→ Problem to solve
All of the data that follows should be retyped exactly, please, except the pictures.

[Data entries]
>> begin

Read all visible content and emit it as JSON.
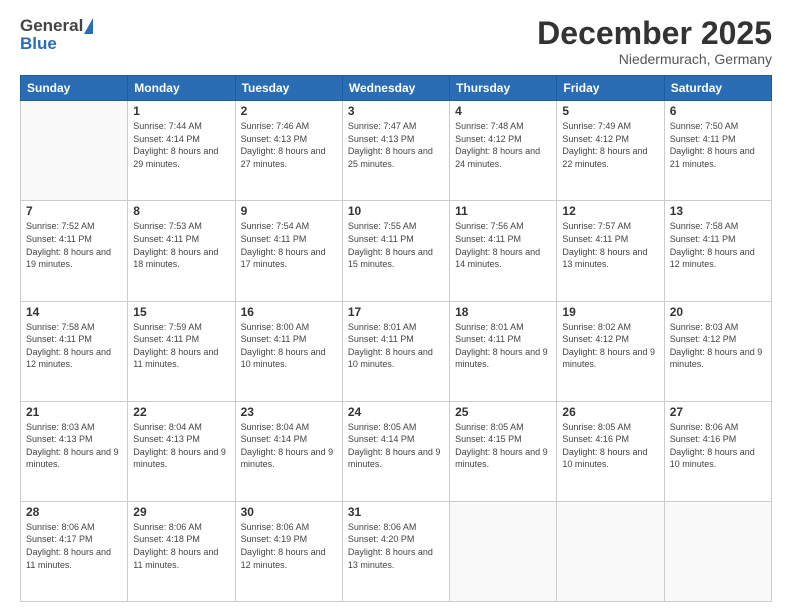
{
  "header": {
    "logo_general": "General",
    "logo_blue": "Blue",
    "month_title": "December 2025",
    "location": "Niedermurach, Germany"
  },
  "days_of_week": [
    "Sunday",
    "Monday",
    "Tuesday",
    "Wednesday",
    "Thursday",
    "Friday",
    "Saturday"
  ],
  "weeks": [
    [
      {
        "day": "",
        "sunrise": "",
        "sunset": "",
        "daylight": ""
      },
      {
        "day": "1",
        "sunrise": "Sunrise: 7:44 AM",
        "sunset": "Sunset: 4:14 PM",
        "daylight": "Daylight: 8 hours and 29 minutes."
      },
      {
        "day": "2",
        "sunrise": "Sunrise: 7:46 AM",
        "sunset": "Sunset: 4:13 PM",
        "daylight": "Daylight: 8 hours and 27 minutes."
      },
      {
        "day": "3",
        "sunrise": "Sunrise: 7:47 AM",
        "sunset": "Sunset: 4:13 PM",
        "daylight": "Daylight: 8 hours and 25 minutes."
      },
      {
        "day": "4",
        "sunrise": "Sunrise: 7:48 AM",
        "sunset": "Sunset: 4:12 PM",
        "daylight": "Daylight: 8 hours and 24 minutes."
      },
      {
        "day": "5",
        "sunrise": "Sunrise: 7:49 AM",
        "sunset": "Sunset: 4:12 PM",
        "daylight": "Daylight: 8 hours and 22 minutes."
      },
      {
        "day": "6",
        "sunrise": "Sunrise: 7:50 AM",
        "sunset": "Sunset: 4:11 PM",
        "daylight": "Daylight: 8 hours and 21 minutes."
      }
    ],
    [
      {
        "day": "7",
        "sunrise": "Sunrise: 7:52 AM",
        "sunset": "Sunset: 4:11 PM",
        "daylight": "Daylight: 8 hours and 19 minutes."
      },
      {
        "day": "8",
        "sunrise": "Sunrise: 7:53 AM",
        "sunset": "Sunset: 4:11 PM",
        "daylight": "Daylight: 8 hours and 18 minutes."
      },
      {
        "day": "9",
        "sunrise": "Sunrise: 7:54 AM",
        "sunset": "Sunset: 4:11 PM",
        "daylight": "Daylight: 8 hours and 17 minutes."
      },
      {
        "day": "10",
        "sunrise": "Sunrise: 7:55 AM",
        "sunset": "Sunset: 4:11 PM",
        "daylight": "Daylight: 8 hours and 15 minutes."
      },
      {
        "day": "11",
        "sunrise": "Sunrise: 7:56 AM",
        "sunset": "Sunset: 4:11 PM",
        "daylight": "Daylight: 8 hours and 14 minutes."
      },
      {
        "day": "12",
        "sunrise": "Sunrise: 7:57 AM",
        "sunset": "Sunset: 4:11 PM",
        "daylight": "Daylight: 8 hours and 13 minutes."
      },
      {
        "day": "13",
        "sunrise": "Sunrise: 7:58 AM",
        "sunset": "Sunset: 4:11 PM",
        "daylight": "Daylight: 8 hours and 12 minutes."
      }
    ],
    [
      {
        "day": "14",
        "sunrise": "Sunrise: 7:58 AM",
        "sunset": "Sunset: 4:11 PM",
        "daylight": "Daylight: 8 hours and 12 minutes."
      },
      {
        "day": "15",
        "sunrise": "Sunrise: 7:59 AM",
        "sunset": "Sunset: 4:11 PM",
        "daylight": "Daylight: 8 hours and 11 minutes."
      },
      {
        "day": "16",
        "sunrise": "Sunrise: 8:00 AM",
        "sunset": "Sunset: 4:11 PM",
        "daylight": "Daylight: 8 hours and 10 minutes."
      },
      {
        "day": "17",
        "sunrise": "Sunrise: 8:01 AM",
        "sunset": "Sunset: 4:11 PM",
        "daylight": "Daylight: 8 hours and 10 minutes."
      },
      {
        "day": "18",
        "sunrise": "Sunrise: 8:01 AM",
        "sunset": "Sunset: 4:11 PM",
        "daylight": "Daylight: 8 hours and 9 minutes."
      },
      {
        "day": "19",
        "sunrise": "Sunrise: 8:02 AM",
        "sunset": "Sunset: 4:12 PM",
        "daylight": "Daylight: 8 hours and 9 minutes."
      },
      {
        "day": "20",
        "sunrise": "Sunrise: 8:03 AM",
        "sunset": "Sunset: 4:12 PM",
        "daylight": "Daylight: 8 hours and 9 minutes."
      }
    ],
    [
      {
        "day": "21",
        "sunrise": "Sunrise: 8:03 AM",
        "sunset": "Sunset: 4:13 PM",
        "daylight": "Daylight: 8 hours and 9 minutes."
      },
      {
        "day": "22",
        "sunrise": "Sunrise: 8:04 AM",
        "sunset": "Sunset: 4:13 PM",
        "daylight": "Daylight: 8 hours and 9 minutes."
      },
      {
        "day": "23",
        "sunrise": "Sunrise: 8:04 AM",
        "sunset": "Sunset: 4:14 PM",
        "daylight": "Daylight: 8 hours and 9 minutes."
      },
      {
        "day": "24",
        "sunrise": "Sunrise: 8:05 AM",
        "sunset": "Sunset: 4:14 PM",
        "daylight": "Daylight: 8 hours and 9 minutes."
      },
      {
        "day": "25",
        "sunrise": "Sunrise: 8:05 AM",
        "sunset": "Sunset: 4:15 PM",
        "daylight": "Daylight: 8 hours and 9 minutes."
      },
      {
        "day": "26",
        "sunrise": "Sunrise: 8:05 AM",
        "sunset": "Sunset: 4:16 PM",
        "daylight": "Daylight: 8 hours and 10 minutes."
      },
      {
        "day": "27",
        "sunrise": "Sunrise: 8:06 AM",
        "sunset": "Sunset: 4:16 PM",
        "daylight": "Daylight: 8 hours and 10 minutes."
      }
    ],
    [
      {
        "day": "28",
        "sunrise": "Sunrise: 8:06 AM",
        "sunset": "Sunset: 4:17 PM",
        "daylight": "Daylight: 8 hours and 11 minutes."
      },
      {
        "day": "29",
        "sunrise": "Sunrise: 8:06 AM",
        "sunset": "Sunset: 4:18 PM",
        "daylight": "Daylight: 8 hours and 11 minutes."
      },
      {
        "day": "30",
        "sunrise": "Sunrise: 8:06 AM",
        "sunset": "Sunset: 4:19 PM",
        "daylight": "Daylight: 8 hours and 12 minutes."
      },
      {
        "day": "31",
        "sunrise": "Sunrise: 8:06 AM",
        "sunset": "Sunset: 4:20 PM",
        "daylight": "Daylight: 8 hours and 13 minutes."
      },
      {
        "day": "",
        "sunrise": "",
        "sunset": "",
        "daylight": ""
      },
      {
        "day": "",
        "sunrise": "",
        "sunset": "",
        "daylight": ""
      },
      {
        "day": "",
        "sunrise": "",
        "sunset": "",
        "daylight": ""
      }
    ]
  ]
}
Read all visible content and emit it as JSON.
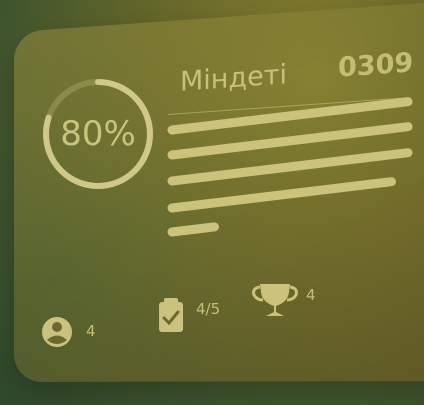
{
  "card": {
    "progress_percent": 80,
    "progress_label": "80%",
    "title": "Міндеті",
    "code": "0309"
  },
  "task_lines": [
    {
      "length_fraction": 1.0
    },
    {
      "length_fraction": 1.0
    },
    {
      "length_fraction": 1.0
    },
    {
      "length_fraction": 0.93
    },
    {
      "length_fraction": 0.18
    }
  ],
  "stats": {
    "users_icon": "user-circle-icon",
    "users_count": "4",
    "tasks_icon": "clipboard-check-icon",
    "tasks_count": "4/5",
    "trophy_icon": "trophy-icon",
    "trophy_count": "4"
  },
  "colors": {
    "accent": "#c8c07b",
    "ring_track": "#8b8a4a",
    "ring_fill": "#cfc888"
  }
}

>> end

→ Solution
Read all visible content and emit it as JSON.
{
  "header": {
    "logo_general": "General",
    "logo_blue": "Blue",
    "month_title": "December 2025",
    "location": "Niedermurach, Germany"
  },
  "days_of_week": [
    "Sunday",
    "Monday",
    "Tuesday",
    "Wednesday",
    "Thursday",
    "Friday",
    "Saturday"
  ],
  "weeks": [
    [
      {
        "day": "",
        "sunrise": "",
        "sunset": "",
        "daylight": ""
      },
      {
        "day": "1",
        "sunrise": "Sunrise: 7:44 AM",
        "sunset": "Sunset: 4:14 PM",
        "daylight": "Daylight: 8 hours and 29 minutes."
      },
      {
        "day": "2",
        "sunrise": "Sunrise: 7:46 AM",
        "sunset": "Sunset: 4:13 PM",
        "daylight": "Daylight: 8 hours and 27 minutes."
      },
      {
        "day": "3",
        "sunrise": "Sunrise: 7:47 AM",
        "sunset": "Sunset: 4:13 PM",
        "daylight": "Daylight: 8 hours and 25 minutes."
      },
      {
        "day": "4",
        "sunrise": "Sunrise: 7:48 AM",
        "sunset": "Sunset: 4:12 PM",
        "daylight": "Daylight: 8 hours and 24 minutes."
      },
      {
        "day": "5",
        "sunrise": "Sunrise: 7:49 AM",
        "sunset": "Sunset: 4:12 PM",
        "daylight": "Daylight: 8 hours and 22 minutes."
      },
      {
        "day": "6",
        "sunrise": "Sunrise: 7:50 AM",
        "sunset": "Sunset: 4:11 PM",
        "daylight": "Daylight: 8 hours and 21 minutes."
      }
    ],
    [
      {
        "day": "7",
        "sunrise": "Sunrise: 7:52 AM",
        "sunset": "Sunset: 4:11 PM",
        "daylight": "Daylight: 8 hours and 19 minutes."
      },
      {
        "day": "8",
        "sunrise": "Sunrise: 7:53 AM",
        "sunset": "Sunset: 4:11 PM",
        "daylight": "Daylight: 8 hours and 18 minutes."
      },
      {
        "day": "9",
        "sunrise": "Sunrise: 7:54 AM",
        "sunset": "Sunset: 4:11 PM",
        "daylight": "Daylight: 8 hours and 17 minutes."
      },
      {
        "day": "10",
        "sunrise": "Sunrise: 7:55 AM",
        "sunset": "Sunset: 4:11 PM",
        "daylight": "Daylight: 8 hours and 15 minutes."
      },
      {
        "day": "11",
        "sunrise": "Sunrise: 7:56 AM",
        "sunset": "Sunset: 4:11 PM",
        "daylight": "Daylight: 8 hours and 14 minutes."
      },
      {
        "day": "12",
        "sunrise": "Sunrise: 7:57 AM",
        "sunset": "Sunset: 4:11 PM",
        "daylight": "Daylight: 8 hours and 13 minutes."
      },
      {
        "day": "13",
        "sunrise": "Sunrise: 7:58 AM",
        "sunset": "Sunset: 4:11 PM",
        "daylight": "Daylight: 8 hours and 12 minutes."
      }
    ],
    [
      {
        "day": "14",
        "sunrise": "Sunrise: 7:58 AM",
        "sunset": "Sunset: 4:11 PM",
        "daylight": "Daylight: 8 hours and 12 minutes."
      },
      {
        "day": "15",
        "sunrise": "Sunrise: 7:59 AM",
        "sunset": "Sunset: 4:11 PM",
        "daylight": "Daylight: 8 hours and 11 minutes."
      },
      {
        "day": "16",
        "sunrise": "Sunrise: 8:00 AM",
        "sunset": "Sunset: 4:11 PM",
        "daylight": "Daylight: 8 hours and 10 minutes."
      },
      {
        "day": "17",
        "sunrise": "Sunrise: 8:01 AM",
        "sunset": "Sunset: 4:11 PM",
        "daylight": "Daylight: 8 hours and 10 minutes."
      },
      {
        "day": "18",
        "sunrise": "Sunrise: 8:01 AM",
        "sunset": "Sunset: 4:11 PM",
        "daylight": "Daylight: 8 hours and 9 minutes."
      },
      {
        "day": "19",
        "sunrise": "Sunrise: 8:02 AM",
        "sunset": "Sunset: 4:12 PM",
        "daylight": "Daylight: 8 hours and 9 minutes."
      },
      {
        "day": "20",
        "sunrise": "Sunrise: 8:03 AM",
        "sunset": "Sunset: 4:12 PM",
        "daylight": "Daylight: 8 hours and 9 minutes."
      }
    ],
    [
      {
        "day": "21",
        "sunrise": "Sunrise: 8:03 AM",
        "sunset": "Sunset: 4:13 PM",
        "daylight": "Daylight: 8 hours and 9 minutes."
      },
      {
        "day": "22",
        "sunrise": "Sunrise: 8:04 AM",
        "sunset": "Sunset: 4:13 PM",
        "daylight": "Daylight: 8 hours and 9 minutes."
      },
      {
        "day": "23",
        "sunrise": "Sunrise: 8:04 AM",
        "sunset": "Sunset: 4:14 PM",
        "daylight": "Daylight: 8 hours and 9 minutes."
      },
      {
        "day": "24",
        "sunrise": "Sunrise: 8:05 AM",
        "sunset": "Sunset: 4:14 PM",
        "daylight": "Daylight: 8 hours and 9 minutes."
      },
      {
        "day": "25",
        "sunrise": "Sunrise: 8:05 AM",
        "sunset": "Sunset: 4:15 PM",
        "daylight": "Daylight: 8 hours and 9 minutes."
      },
      {
        "day": "26",
        "sunrise": "Sunrise: 8:05 AM",
        "sunset": "Sunset: 4:16 PM",
        "daylight": "Daylight: 8 hours and 10 minutes."
      },
      {
        "day": "27",
        "sunrise": "Sunrise: 8:06 AM",
        "sunset": "Sunset: 4:16 PM",
        "daylight": "Daylight: 8 hours and 10 minutes."
      }
    ],
    [
      {
        "day": "28",
        "sunrise": "Sunrise: 8:06 AM",
        "sunset": "Sunset: 4:17 PM",
        "daylight": "Daylight: 8 hours and 11 minutes."
      },
      {
        "day": "29",
        "sunrise": "Sunrise: 8:06 AM",
        "sunset": "Sunset: 4:18 PM",
        "daylight": "Daylight: 8 hours and 11 minutes."
      },
      {
        "day": "30",
        "sunrise": "Sunrise: 8:06 AM",
        "sunset": "Sunset: 4:19 PM",
        "daylight": "Daylight: 8 hours and 12 minutes."
      },
      {
        "day": "31",
        "sunrise": "Sunrise: 8:06 AM",
        "sunset": "Sunset: 4:20 PM",
        "daylight": "Daylight: 8 hours and 13 minutes."
      },
      {
        "day": "",
        "sunrise": "",
        "sunset": "",
        "daylight": ""
      },
      {
        "day": "",
        "sunrise": "",
        "sunset": "",
        "daylight": ""
      },
      {
        "day": "",
        "sunrise": "",
        "sunset": "",
        "daylight": ""
      }
    ]
  ]
}
Read all visible content and emit it as JSON.
{
  "card": {
    "progress_percent": 80,
    "progress_label": "80%",
    "title": "Міндеті",
    "code": "0309"
  },
  "task_lines": [
    {
      "length_fraction": 1.0
    },
    {
      "length_fraction": 1.0
    },
    {
      "length_fraction": 1.0
    },
    {
      "length_fraction": 0.93
    },
    {
      "length_fraction": 0.18
    }
  ],
  "stats": {
    "users_icon": "user-circle-icon",
    "users_count": "4",
    "tasks_icon": "clipboard-check-icon",
    "tasks_count": "4/5",
    "trophy_icon": "trophy-icon",
    "trophy_count": "4"
  },
  "colors": {
    "accent": "#c8c07b",
    "ring_track": "#8b8a4a",
    "ring_fill": "#cfc888"
  }
}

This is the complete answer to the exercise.